»»
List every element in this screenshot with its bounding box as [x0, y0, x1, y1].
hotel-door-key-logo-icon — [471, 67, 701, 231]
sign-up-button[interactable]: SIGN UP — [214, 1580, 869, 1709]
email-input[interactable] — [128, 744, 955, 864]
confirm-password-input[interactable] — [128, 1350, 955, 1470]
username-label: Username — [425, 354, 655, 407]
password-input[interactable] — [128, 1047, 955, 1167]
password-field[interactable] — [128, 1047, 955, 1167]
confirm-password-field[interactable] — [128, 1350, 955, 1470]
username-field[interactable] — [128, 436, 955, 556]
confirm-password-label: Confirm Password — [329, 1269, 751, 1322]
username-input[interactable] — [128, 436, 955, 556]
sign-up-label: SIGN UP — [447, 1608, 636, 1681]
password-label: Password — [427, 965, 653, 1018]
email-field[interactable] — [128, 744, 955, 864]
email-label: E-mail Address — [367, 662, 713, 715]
««
What is needed => Return every line from the rows above that contains the word "username".

Answer =>
username-label: Username — [425, 354, 655, 407]
username-field[interactable] — [128, 436, 955, 556]
username-input[interactable] — [128, 436, 955, 556]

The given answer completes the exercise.